Goal of the exercise ▸
All of the material should be reproduced exactly, with pictures left out.

Records contained in a dataset ▸
☆ ☆ ☆
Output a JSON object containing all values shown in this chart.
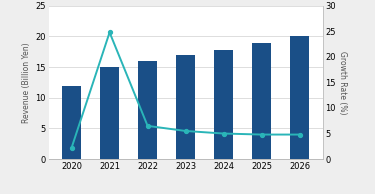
{
  "years": [
    2020,
    2021,
    2022,
    2023,
    2024,
    2025,
    2026
  ],
  "revenue": [
    12.0,
    15.0,
    16.0,
    17.0,
    17.8,
    18.9,
    20.0
  ],
  "growth_rate": [
    2.2,
    24.8,
    6.5,
    5.5,
    5.0,
    4.8,
    4.8
  ],
  "bar_color": "#1a4f87",
  "line_color": "#2ab5b8",
  "left_ylim": [
    0,
    25
  ],
  "left_yticks": [
    0,
    5,
    10,
    15,
    20,
    25
  ],
  "right_ylim": [
    0,
    30
  ],
  "right_yticks": [
    0.0,
    5.0,
    10.0,
    15.0,
    20.0,
    25.0,
    30.0
  ],
  "ylabel_left": "Revenue (Billion Yen)",
  "ylabel_right": "Growth Rate (%)",
  "background_color": "#eeeeee",
  "plot_bg_color": "#ffffff",
  "grid_color": "#dddddd"
}
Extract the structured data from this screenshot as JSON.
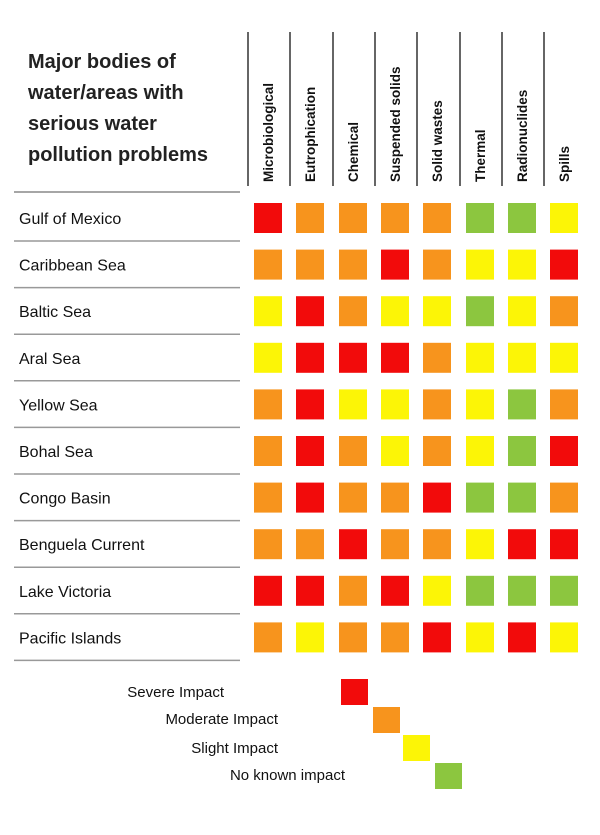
{
  "chart_data": {
    "type": "heatmap",
    "title_lines": [
      "Major bodies of",
      "water/areas with",
      "serious water",
      "pollution problems"
    ],
    "columns": [
      "Microbiological",
      "Eutrophication",
      "Chemical",
      "Suspended solids",
      "Solid wastes",
      "Thermal",
      "Radionuclides",
      "Spills"
    ],
    "rows": [
      "Gulf of Mexico",
      "Caribbean Sea",
      "Baltic Sea",
      "Aral Sea",
      "Yellow Sea",
      "Bohal Sea",
      "Congo Basin",
      "Benguela Current",
      "Lake Victoria",
      "Pacific Islands"
    ],
    "levels": {
      "severe": {
        "label": "Severe Impact",
        "color": "#f20b0b"
      },
      "moderate": {
        "label": "Moderate Impact",
        "color": "#f7941d"
      },
      "slight": {
        "label": "Slight Impact",
        "color": "#fcf506"
      },
      "none": {
        "label": "No known impact",
        "color": "#8cc63f"
      }
    },
    "legend_order": [
      "severe",
      "moderate",
      "slight",
      "none"
    ],
    "values": [
      [
        "severe",
        "moderate",
        "moderate",
        "moderate",
        "moderate",
        "none",
        "none",
        "slight"
      ],
      [
        "moderate",
        "moderate",
        "moderate",
        "severe",
        "moderate",
        "slight",
        "slight",
        "severe"
      ],
      [
        "slight",
        "severe",
        "moderate",
        "slight",
        "slight",
        "none",
        "slight",
        "moderate"
      ],
      [
        "slight",
        "severe",
        "severe",
        "severe",
        "moderate",
        "slight",
        "slight",
        "slight"
      ],
      [
        "moderate",
        "severe",
        "slight",
        "slight",
        "moderate",
        "slight",
        "none",
        "moderate"
      ],
      [
        "moderate",
        "severe",
        "moderate",
        "slight",
        "moderate",
        "slight",
        "none",
        "severe"
      ],
      [
        "moderate",
        "severe",
        "moderate",
        "moderate",
        "severe",
        "none",
        "none",
        "moderate"
      ],
      [
        "moderate",
        "moderate",
        "severe",
        "moderate",
        "moderate",
        "slight",
        "severe",
        "severe"
      ],
      [
        "severe",
        "severe",
        "moderate",
        "severe",
        "slight",
        "none",
        "none",
        "none"
      ],
      [
        "moderate",
        "slight",
        "moderate",
        "moderate",
        "severe",
        "slight",
        "severe",
        "slight"
      ]
    ]
  }
}
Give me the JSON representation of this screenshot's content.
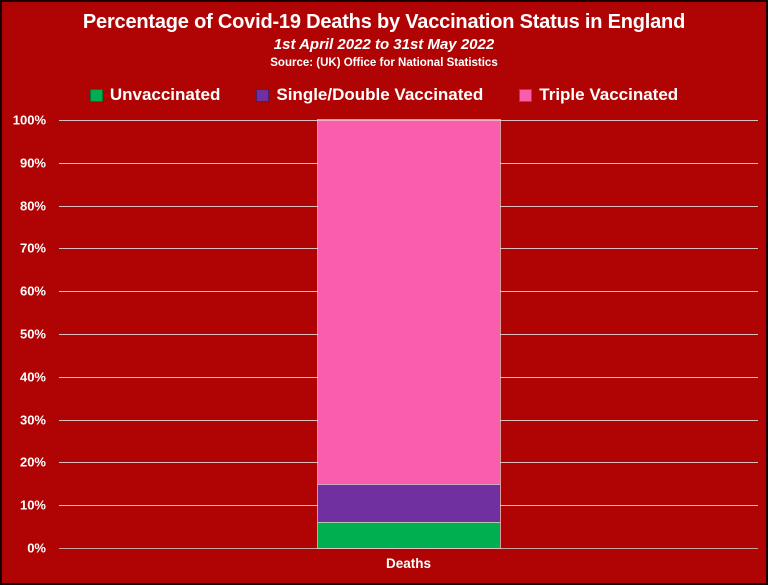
{
  "header": {
    "title": "Percentage of Covid-19 Deaths by Vaccination Status in England",
    "subtitle": "1st April 2022 to 31st May 2022",
    "source": "Source: (UK) Office for National Statistics"
  },
  "colors": {
    "background": "#b00404",
    "frame_border": "#1a0000",
    "text": "#ffffff",
    "gridline": "#dcbcbc",
    "unvaccinated_green": "#00b050",
    "single_double_purple": "#7030a0",
    "triple_pink": "#fb5dad"
  },
  "legend": {
    "items": [
      {
        "label": "Unvaccinated",
        "color": "#00b050"
      },
      {
        "label": "Single/Double Vaccinated",
        "color": "#7030a0"
      },
      {
        "label": "Triple Vaccinated",
        "color": "#fb5dad"
      }
    ]
  },
  "chart_data": {
    "type": "bar",
    "stacked": true,
    "title": "Percentage of Covid-19 Deaths by Vaccination Status in England",
    "subtitle": "1st April 2022 to 31st May 2022",
    "source": "Source: (UK) Office for National Statistics",
    "categories": [
      "Deaths"
    ],
    "series": [
      {
        "name": "Unvaccinated",
        "key": "unvaccinated",
        "color": "#00b050",
        "values": [
          6
        ]
      },
      {
        "name": "Single/Double Vaccinated",
        "key": "single-double-vaccinated",
        "color": "#7030a0",
        "values": [
          9
        ]
      },
      {
        "name": "Triple Vaccinated",
        "key": "triple-vaccinated",
        "color": "#fb5dad",
        "values": [
          85
        ]
      }
    ],
    "xlabel": "Deaths",
    "ylabel": "",
    "ylim": [
      0,
      100
    ],
    "ytick_step": 10,
    "ytick_suffix": "%",
    "grid": true,
    "legend_position": "top"
  }
}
☆ ☆ ☆
Result below ▸
Output a JSON object containing all values shown in this chart.
{
  "years": [
    2020,
    2021,
    2022,
    2023,
    2024,
    2025,
    2026
  ],
  "revenue": [
    12.0,
    15.0,
    16.0,
    17.0,
    17.8,
    18.9,
    20.0
  ],
  "growth_rate": [
    2.2,
    24.8,
    6.5,
    5.5,
    5.0,
    4.8,
    4.8
  ],
  "bar_color": "#1a4f87",
  "line_color": "#2ab5b8",
  "left_ylim": [
    0,
    25
  ],
  "left_yticks": [
    0,
    5,
    10,
    15,
    20,
    25
  ],
  "right_ylim": [
    0,
    30
  ],
  "right_yticks": [
    0.0,
    5.0,
    10.0,
    15.0,
    20.0,
    25.0,
    30.0
  ],
  "ylabel_left": "Revenue (Billion Yen)",
  "ylabel_right": "Growth Rate (%)",
  "background_color": "#eeeeee",
  "plot_bg_color": "#ffffff",
  "grid_color": "#dddddd"
}
Extract the structured data from this screenshot as JSON.
{
  "chart_data": {
    "type": "heatmap",
    "title_lines": [
      "Major bodies of",
      "water/areas with",
      "serious water",
      "pollution problems"
    ],
    "columns": [
      "Microbiological",
      "Eutrophication",
      "Chemical",
      "Suspended solids",
      "Solid wastes",
      "Thermal",
      "Radionuclides",
      "Spills"
    ],
    "rows": [
      "Gulf of Mexico",
      "Caribbean Sea",
      "Baltic Sea",
      "Aral Sea",
      "Yellow Sea",
      "Bohal Sea",
      "Congo Basin",
      "Benguela Current",
      "Lake Victoria",
      "Pacific Islands"
    ],
    "levels": {
      "severe": {
        "label": "Severe Impact",
        "color": "#f20b0b"
      },
      "moderate": {
        "label": "Moderate Impact",
        "color": "#f7941d"
      },
      "slight": {
        "label": "Slight Impact",
        "color": "#fcf506"
      },
      "none": {
        "label": "No known impact",
        "color": "#8cc63f"
      }
    },
    "legend_order": [
      "severe",
      "moderate",
      "slight",
      "none"
    ],
    "values": [
      [
        "severe",
        "moderate",
        "moderate",
        "moderate",
        "moderate",
        "none",
        "none",
        "slight"
      ],
      [
        "moderate",
        "moderate",
        "moderate",
        "severe",
        "moderate",
        "slight",
        "slight",
        "severe"
      ],
      [
        "slight",
        "severe",
        "moderate",
        "slight",
        "slight",
        "none",
        "slight",
        "moderate"
      ],
      [
        "slight",
        "severe",
        "severe",
        "severe",
        "moderate",
        "slight",
        "slight",
        "slight"
      ],
      [
        "moderate",
        "severe",
        "slight",
        "slight",
        "moderate",
        "slight",
        "none",
        "moderate"
      ],
      [
        "moderate",
        "severe",
        "moderate",
        "slight",
        "moderate",
        "slight",
        "none",
        "severe"
      ],
      [
        "moderate",
        "severe",
        "moderate",
        "moderate",
        "severe",
        "none",
        "none",
        "moderate"
      ],
      [
        "moderate",
        "moderate",
        "severe",
        "moderate",
        "moderate",
        "slight",
        "severe",
        "severe"
      ],
      [
        "severe",
        "severe",
        "moderate",
        "severe",
        "slight",
        "none",
        "none",
        "none"
      ],
      [
        "moderate",
        "slight",
        "moderate",
        "moderate",
        "severe",
        "slight",
        "severe",
        "slight"
      ]
    ]
  }
}
Give me the JSON representation of this screenshot's content.
{
  "header": {
    "title": "Percentage of Covid-19 Deaths by Vaccination Status in England",
    "subtitle": "1st April 2022 to 31st May 2022",
    "source": "Source: (UK) Office for National Statistics"
  },
  "colors": {
    "background": "#b00404",
    "frame_border": "#1a0000",
    "text": "#ffffff",
    "gridline": "#dcbcbc",
    "unvaccinated_green": "#00b050",
    "single_double_purple": "#7030a0",
    "triple_pink": "#fb5dad"
  },
  "legend": {
    "items": [
      {
        "label": "Unvaccinated",
        "color": "#00b050"
      },
      {
        "label": "Single/Double Vaccinated",
        "color": "#7030a0"
      },
      {
        "label": "Triple Vaccinated",
        "color": "#fb5dad"
      }
    ]
  },
  "chart_data": {
    "type": "bar",
    "stacked": true,
    "title": "Percentage of Covid-19 Deaths by Vaccination Status in England",
    "subtitle": "1st April 2022 to 31st May 2022",
    "source": "Source: (UK) Office for National Statistics",
    "categories": [
      "Deaths"
    ],
    "series": [
      {
        "name": "Unvaccinated",
        "key": "unvaccinated",
        "color": "#00b050",
        "values": [
          6
        ]
      },
      {
        "name": "Single/Double Vaccinated",
        "key": "single-double-vaccinated",
        "color": "#7030a0",
        "values": [
          9
        ]
      },
      {
        "name": "Triple Vaccinated",
        "key": "triple-vaccinated",
        "color": "#fb5dad",
        "values": [
          85
        ]
      }
    ],
    "xlabel": "Deaths",
    "ylabel": "",
    "ylim": [
      0,
      100
    ],
    "ytick_step": 10,
    "ytick_suffix": "%",
    "grid": true,
    "legend_position": "top"
  }
}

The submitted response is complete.